*What you need to do:* Determine the number of lines in these entries that hold the word "title". Give the number and nothing more.

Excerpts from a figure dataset
○ ○ ○ ○

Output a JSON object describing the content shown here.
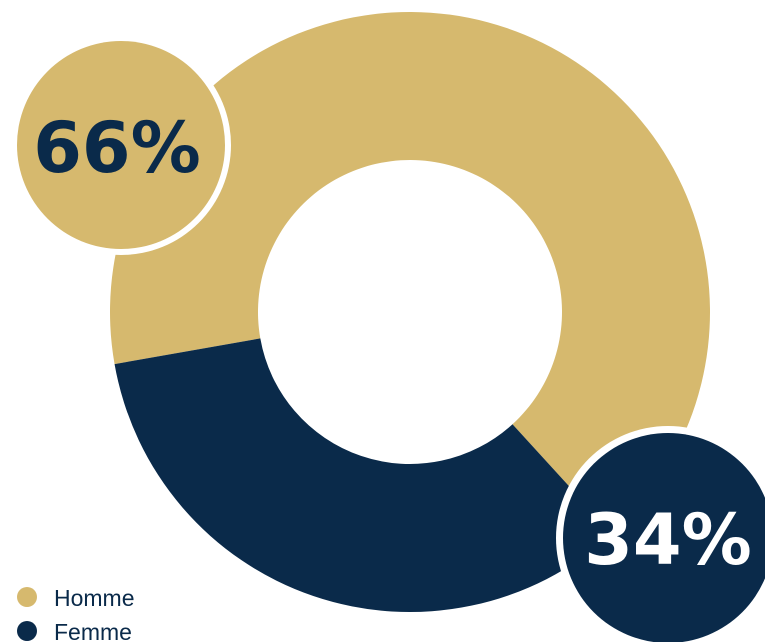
{
  "chart_data": {
    "type": "pie",
    "donut": true,
    "title": "",
    "categories": [
      "Homme",
      "Femme"
    ],
    "values": [
      66,
      34
    ],
    "value_labels": [
      "66%",
      "34%"
    ],
    "colors": [
      "#d6b96e",
      "#0a2a4a"
    ],
    "legend": {
      "position": "bottom-left",
      "items": [
        {
          "label": "Homme",
          "color": "#d6b96e"
        },
        {
          "label": "Femme",
          "color": "#0a2a4a"
        }
      ]
    }
  }
}
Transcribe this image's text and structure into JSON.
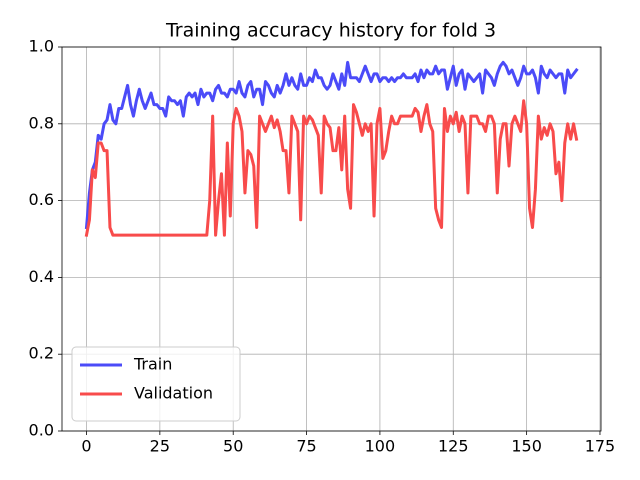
{
  "chart_data": {
    "type": "line",
    "title": "Training accuracy history for fold 3",
    "x": [
      0,
      1,
      2,
      3,
      4,
      5,
      6,
      7,
      8,
      9,
      10,
      11,
      12,
      13,
      14,
      15,
      16,
      17,
      18,
      19,
      20,
      21,
      22,
      23,
      24,
      25,
      26,
      27,
      28,
      29,
      30,
      31,
      32,
      33,
      34,
      35,
      36,
      37,
      38,
      39,
      40,
      41,
      42,
      43,
      44,
      45,
      46,
      47,
      48,
      49,
      50,
      51,
      52,
      53,
      54,
      55,
      56,
      57,
      58,
      59,
      60,
      61,
      62,
      63,
      64,
      65,
      66,
      67,
      68,
      69,
      70,
      71,
      72,
      73,
      74,
      75,
      76,
      77,
      78,
      79,
      80,
      81,
      82,
      83,
      84,
      85,
      86,
      87,
      88,
      89,
      90,
      91,
      92,
      93,
      94,
      95,
      96,
      97,
      98,
      99,
      100,
      101,
      102,
      103,
      104,
      105,
      106,
      107,
      108,
      109,
      110,
      111,
      112,
      113,
      114,
      115,
      116,
      117,
      118,
      119,
      120,
      121,
      122,
      123,
      124,
      125,
      126,
      127,
      128,
      129,
      130,
      131,
      132,
      133,
      134,
      135,
      136,
      137,
      138,
      139,
      140,
      141,
      142,
      143,
      144,
      145,
      146,
      147,
      148,
      149,
      150,
      151,
      152,
      153,
      154,
      155,
      156,
      157,
      158,
      159,
      160,
      161,
      162,
      163,
      164,
      165,
      166,
      167
    ],
    "series": [
      {
        "name": "Train",
        "color": "#4b4bf8",
        "values": [
          0.53,
          0.62,
          0.68,
          0.7,
          0.77,
          0.76,
          0.8,
          0.81,
          0.85,
          0.81,
          0.8,
          0.84,
          0.84,
          0.87,
          0.9,
          0.85,
          0.82,
          0.86,
          0.89,
          0.86,
          0.84,
          0.86,
          0.88,
          0.85,
          0.85,
          0.84,
          0.84,
          0.82,
          0.87,
          0.86,
          0.86,
          0.85,
          0.86,
          0.82,
          0.87,
          0.88,
          0.87,
          0.88,
          0.85,
          0.89,
          0.87,
          0.88,
          0.88,
          0.86,
          0.89,
          0.9,
          0.88,
          0.88,
          0.87,
          0.89,
          0.89,
          0.88,
          0.91,
          0.88,
          0.87,
          0.9,
          0.91,
          0.87,
          0.89,
          0.89,
          0.85,
          0.91,
          0.9,
          0.88,
          0.87,
          0.9,
          0.88,
          0.9,
          0.93,
          0.9,
          0.92,
          0.9,
          0.89,
          0.93,
          0.9,
          0.9,
          0.92,
          0.91,
          0.94,
          0.92,
          0.92,
          0.9,
          0.89,
          0.9,
          0.93,
          0.91,
          0.89,
          0.93,
          0.9,
          0.96,
          0.92,
          0.92,
          0.92,
          0.91,
          0.93,
          0.95,
          0.93,
          0.91,
          0.93,
          0.93,
          0.91,
          0.92,
          0.92,
          0.91,
          0.92,
          0.91,
          0.92,
          0.92,
          0.93,
          0.92,
          0.92,
          0.92,
          0.93,
          0.91,
          0.94,
          0.92,
          0.94,
          0.93,
          0.93,
          0.95,
          0.93,
          0.94,
          0.94,
          0.89,
          0.92,
          0.95,
          0.9,
          0.93,
          0.94,
          0.89,
          0.93,
          0.92,
          0.91,
          0.92,
          0.93,
          0.88,
          0.94,
          0.93,
          0.92,
          0.9,
          0.93,
          0.95,
          0.96,
          0.95,
          0.93,
          0.94,
          0.92,
          0.9,
          0.92,
          0.95,
          0.93,
          0.93,
          0.94,
          0.92,
          0.88,
          0.95,
          0.93,
          0.92,
          0.94,
          0.93,
          0.92,
          0.93,
          0.93,
          0.88,
          0.94,
          0.92,
          0.93,
          0.94
        ]
      },
      {
        "name": "Validation",
        "color": "#f84b4b",
        "values": [
          0.51,
          0.55,
          0.68,
          0.66,
          0.75,
          0.75,
          0.73,
          0.73,
          0.53,
          0.51,
          0.51,
          0.51,
          0.51,
          0.51,
          0.51,
          0.51,
          0.51,
          0.51,
          0.51,
          0.51,
          0.51,
          0.51,
          0.51,
          0.51,
          0.51,
          0.51,
          0.51,
          0.51,
          0.51,
          0.51,
          0.51,
          0.51,
          0.51,
          0.51,
          0.51,
          0.51,
          0.51,
          0.51,
          0.51,
          0.51,
          0.51,
          0.51,
          0.6,
          0.82,
          0.51,
          0.6,
          0.67,
          0.51,
          0.75,
          0.56,
          0.8,
          0.84,
          0.82,
          0.78,
          0.62,
          0.73,
          0.72,
          0.69,
          0.53,
          0.82,
          0.8,
          0.78,
          0.8,
          0.82,
          0.79,
          0.81,
          0.78,
          0.73,
          0.73,
          0.62,
          0.82,
          0.8,
          0.78,
          0.55,
          0.82,
          0.8,
          0.82,
          0.81,
          0.79,
          0.77,
          0.62,
          0.82,
          0.8,
          0.79,
          0.73,
          0.73,
          0.79,
          0.68,
          0.82,
          0.63,
          0.58,
          0.85,
          0.83,
          0.8,
          0.77,
          0.8,
          0.78,
          0.8,
          0.56,
          0.8,
          0.84,
          0.71,
          0.73,
          0.78,
          0.82,
          0.8,
          0.8,
          0.82,
          0.82,
          0.82,
          0.82,
          0.82,
          0.84,
          0.83,
          0.78,
          0.82,
          0.85,
          0.8,
          0.78,
          0.58,
          0.55,
          0.53,
          0.84,
          0.78,
          0.82,
          0.8,
          0.83,
          0.78,
          0.82,
          0.8,
          0.62,
          0.82,
          0.82,
          0.82,
          0.8,
          0.8,
          0.78,
          0.82,
          0.82,
          0.8,
          0.62,
          0.76,
          0.8,
          0.8,
          0.69,
          0.8,
          0.82,
          0.8,
          0.78,
          0.86,
          0.8,
          0.58,
          0.53,
          0.63,
          0.82,
          0.76,
          0.79,
          0.77,
          0.8,
          0.78,
          0.67,
          0.7,
          0.6,
          0.75,
          0.8,
          0.76,
          0.8,
          0.76
        ]
      }
    ],
    "xlim": [
      -8.35,
      175.35
    ],
    "xticks": [
      0,
      25,
      50,
      75,
      100,
      125,
      150,
      175
    ],
    "ylim": [
      0,
      1
    ],
    "yticks": [
      {
        "value": 0,
        "label": "0.0"
      },
      0.2,
      0.4,
      0.6,
      0.8,
      {
        "value": 1,
        "label": "1.0"
      }
    ],
    "grid": true,
    "legend": "lower left"
  }
}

○ ○ ○ ○

*Task answer:* 2